Tally the lines holding the string "this" and reply with that number alone.

___ DATA PROVIDED ___

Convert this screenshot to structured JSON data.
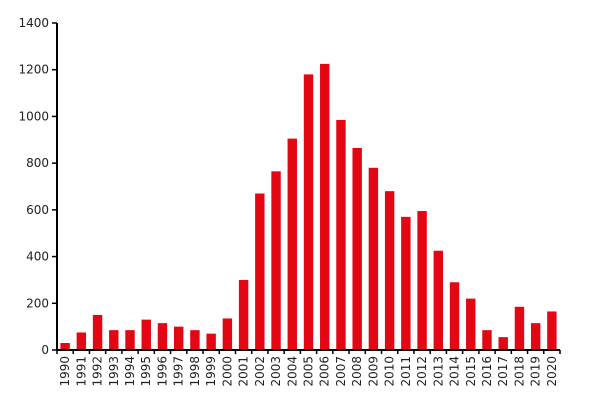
{
  "chart_data": {
    "type": "bar",
    "title": "",
    "xlabel": "",
    "ylabel": "",
    "ylim": [
      0,
      1400
    ],
    "yticks": [
      0,
      200,
      400,
      600,
      800,
      1000,
      1200,
      1400
    ],
    "ytick_labels": [
      "0",
      "200",
      "400",
      "600",
      "800",
      "1000",
      "1200",
      "1400"
    ],
    "grid": false,
    "legend": "none",
    "bar_color": "#e30613",
    "categories": [
      "1990",
      "1991",
      "1992",
      "1993",
      "1994",
      "1995",
      "1996",
      "1997",
      "1998",
      "1999",
      "2000",
      "2001",
      "2002",
      "2003",
      "2004",
      "2005",
      "2006",
      "2007",
      "2008",
      "2009",
      "2010",
      "2011",
      "2012",
      "2013",
      "2014",
      "2015",
      "2016",
      "2017",
      "2018",
      "2019",
      "2020"
    ],
    "values": [
      30,
      75,
      150,
      85,
      85,
      130,
      115,
      100,
      85,
      70,
      135,
      300,
      670,
      765,
      905,
      1180,
      1225,
      985,
      865,
      780,
      680,
      570,
      595,
      425,
      290,
      220,
      85,
      55,
      185,
      115,
      165
    ]
  }
}
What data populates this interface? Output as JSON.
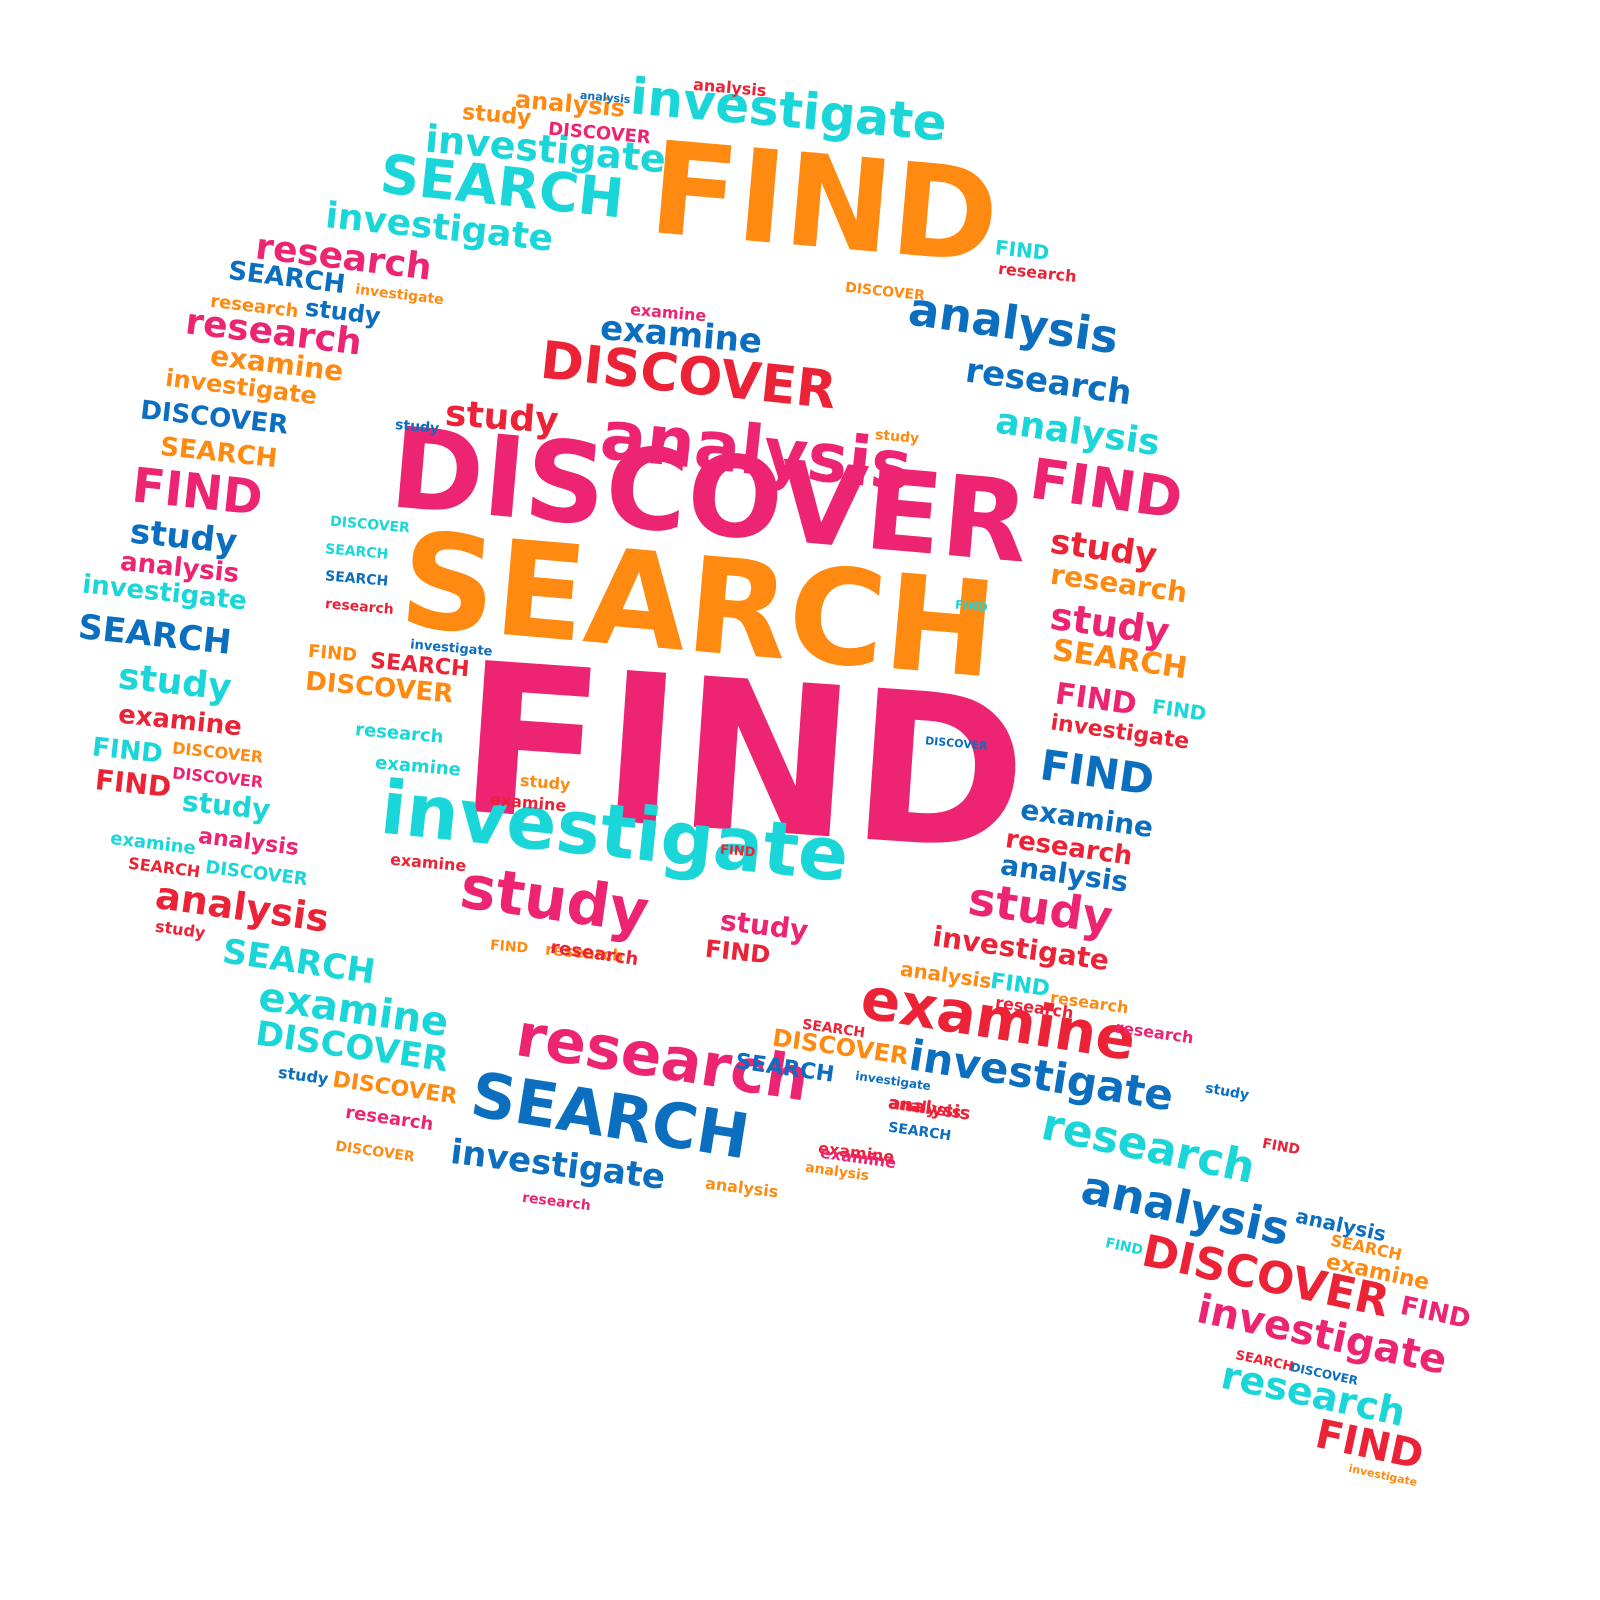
{
  "palette": {
    "pink": "#ec2472",
    "orange": "#ff8a12",
    "cyan": "#1ad6d9",
    "blue": "#0b6ebf",
    "red": "#ec2236"
  },
  "words": [
    {
      "text": "FIND",
      "color": "pink"
    },
    {
      "text": "SEARCH",
      "color": "orange"
    },
    {
      "text": "DISCOVER",
      "color": "pink"
    },
    {
      "text": "investigate",
      "color": "cyan"
    },
    {
      "text": "analysis",
      "color": "pink"
    },
    {
      "text": "study",
      "color": "pink"
    },
    {
      "text": "DISCOVER",
      "color": "red"
    },
    {
      "text": "examine",
      "color": "blue"
    },
    {
      "text": "study",
      "color": "red"
    },
    {
      "text": "study",
      "color": "pink"
    },
    {
      "text": "FIND",
      "color": "red"
    },
    {
      "text": "DISCOVER",
      "color": "orange"
    },
    {
      "text": "FIND",
      "color": "orange"
    },
    {
      "text": "SEARCH",
      "color": "red"
    },
    {
      "text": "examine",
      "color": "red"
    },
    {
      "text": "research",
      "color": "cyan"
    },
    {
      "text": "examine",
      "color": "cyan"
    },
    {
      "text": "examine",
      "color": "red"
    },
    {
      "text": "study",
      "color": "orange"
    },
    {
      "text": "study",
      "color": "blue"
    },
    {
      "text": "FIND",
      "color": "red"
    },
    {
      "text": "FIND",
      "color": "orange"
    },
    {
      "text": "research",
      "color": "orange"
    },
    {
      "text": "SEARCH",
      "color": "cyan"
    },
    {
      "text": "DISCOVER",
      "color": "cyan"
    },
    {
      "text": "SEARCH",
      "color": "blue"
    },
    {
      "text": "research",
      "color": "red"
    },
    {
      "text": "FIND",
      "color": "cyan"
    },
    {
      "text": "investigate",
      "color": "blue"
    },
    {
      "text": "DISCOVER",
      "color": "blue"
    },
    {
      "text": "study",
      "color": "orange"
    },
    {
      "text": "examine",
      "color": "pink"
    },
    {
      "text": "FIND",
      "color": "orange"
    },
    {
      "text": "investigate",
      "color": "cyan"
    },
    {
      "text": "investigate",
      "color": "cyan"
    },
    {
      "text": "SEARCH",
      "color": "cyan"
    },
    {
      "text": "analysis",
      "color": "orange"
    },
    {
      "text": "study",
      "color": "orange"
    },
    {
      "text": "DISCOVER",
      "color": "pink"
    },
    {
      "text": "analysis",
      "color": "red"
    },
    {
      "text": "analysis",
      "color": "blue"
    },
    {
      "text": "investigate",
      "color": "cyan"
    },
    {
      "text": "research",
      "color": "pink"
    },
    {
      "text": "SEARCH",
      "color": "blue"
    },
    {
      "text": "research",
      "color": "pink"
    },
    {
      "text": "study",
      "color": "blue"
    },
    {
      "text": "research",
      "color": "orange"
    },
    {
      "text": "investigate",
      "color": "orange"
    },
    {
      "text": "examine",
      "color": "orange"
    },
    {
      "text": "investigate",
      "color": "orange"
    },
    {
      "text": "DISCOVER",
      "color": "blue"
    },
    {
      "text": "SEARCH",
      "color": "orange"
    },
    {
      "text": "FIND",
      "color": "pink"
    },
    {
      "text": "study",
      "color": "blue"
    },
    {
      "text": "analysis",
      "color": "pink"
    },
    {
      "text": "investigate",
      "color": "cyan"
    },
    {
      "text": "SEARCH",
      "color": "blue"
    },
    {
      "text": "study",
      "color": "cyan"
    },
    {
      "text": "examine",
      "color": "red"
    },
    {
      "text": "FIND",
      "color": "cyan"
    },
    {
      "text": "DISCOVER",
      "color": "orange"
    },
    {
      "text": "FIND",
      "color": "red"
    },
    {
      "text": "DISCOVER",
      "color": "pink"
    },
    {
      "text": "study",
      "color": "cyan"
    },
    {
      "text": "analysis",
      "color": "pink"
    },
    {
      "text": "examine",
      "color": "cyan"
    },
    {
      "text": "SEARCH",
      "color": "red"
    },
    {
      "text": "DISCOVER",
      "color": "cyan"
    },
    {
      "text": "analysis",
      "color": "red"
    },
    {
      "text": "study",
      "color": "red"
    },
    {
      "text": "SEARCH",
      "color": "cyan"
    },
    {
      "text": "examine",
      "color": "cyan"
    },
    {
      "text": "DISCOVER",
      "color": "cyan"
    },
    {
      "text": "study",
      "color": "blue"
    },
    {
      "text": "DISCOVER",
      "color": "orange"
    },
    {
      "text": "research",
      "color": "pink"
    },
    {
      "text": "research",
      "color": "pink"
    },
    {
      "text": "SEARCH",
      "color": "blue"
    },
    {
      "text": "investigate",
      "color": "blue"
    },
    {
      "text": "analysis",
      "color": "orange"
    },
    {
      "text": "examine",
      "color": "red"
    },
    {
      "text": "research",
      "color": "pink"
    },
    {
      "text": "DISCOVER",
      "color": "orange"
    },
    {
      "text": "research",
      "color": "red"
    },
    {
      "text": "analysis",
      "color": "red"
    },
    {
      "text": "FIND",
      "color": "cyan"
    },
    {
      "text": "research",
      "color": "red"
    },
    {
      "text": "DISCOVER",
      "color": "orange"
    },
    {
      "text": "analysis",
      "color": "blue"
    },
    {
      "text": "research",
      "color": "blue"
    },
    {
      "text": "analysis",
      "color": "cyan"
    },
    {
      "text": "FIND",
      "color": "pink"
    },
    {
      "text": "study",
      "color": "red"
    },
    {
      "text": "research",
      "color": "orange"
    },
    {
      "text": "study",
      "color": "pink"
    },
    {
      "text": "SEARCH",
      "color": "orange"
    },
    {
      "text": "FIND",
      "color": "pink"
    },
    {
      "text": "FIND",
      "color": "cyan"
    },
    {
      "text": "investigate",
      "color": "red"
    },
    {
      "text": "FIND",
      "color": "blue"
    },
    {
      "text": "examine",
      "color": "blue"
    },
    {
      "text": "research",
      "color": "red"
    },
    {
      "text": "analysis",
      "color": "blue"
    },
    {
      "text": "study",
      "color": "pink"
    },
    {
      "text": "investigate",
      "color": "red"
    },
    {
      "text": "analysis",
      "color": "orange"
    },
    {
      "text": "FIND",
      "color": "cyan"
    },
    {
      "text": "examine",
      "color": "red"
    },
    {
      "text": "research",
      "color": "orange"
    },
    {
      "text": "research",
      "color": "red"
    },
    {
      "text": "SEARCH",
      "color": "red"
    },
    {
      "text": "SEARCH",
      "color": "blue"
    },
    {
      "text": "DISCOVER",
      "color": "orange"
    },
    {
      "text": "investigate",
      "color": "blue"
    },
    {
      "text": "analysis",
      "color": "red"
    },
    {
      "text": "SEARCH",
      "color": "blue"
    },
    {
      "text": "examine",
      "color": "pink"
    },
    {
      "text": "investigate",
      "color": "blue"
    },
    {
      "text": "analysis",
      "color": "orange"
    },
    {
      "text": "research",
      "color": "pink"
    },
    {
      "text": "research",
      "color": "cyan"
    },
    {
      "text": "analysis",
      "color": "blue"
    },
    {
      "text": "DISCOVER",
      "color": "red"
    },
    {
      "text": "investigate",
      "color": "pink"
    },
    {
      "text": "research",
      "color": "cyan"
    },
    {
      "text": "FIND",
      "color": "red"
    },
    {
      "text": "FIND",
      "color": "pink"
    },
    {
      "text": "study",
      "color": "blue"
    },
    {
      "text": "FIND",
      "color": "red"
    },
    {
      "text": "analysis",
      "color": "blue"
    },
    {
      "text": "SEARCH",
      "color": "orange"
    },
    {
      "text": "examine",
      "color": "orange"
    },
    {
      "text": "FIND",
      "color": "cyan"
    },
    {
      "text": "SEARCH",
      "color": "red"
    },
    {
      "text": "DISCOVER",
      "color": "blue"
    },
    {
      "text": "investigate",
      "color": "orange"
    }
  ]
}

___

* [TASK OUTPUT] 2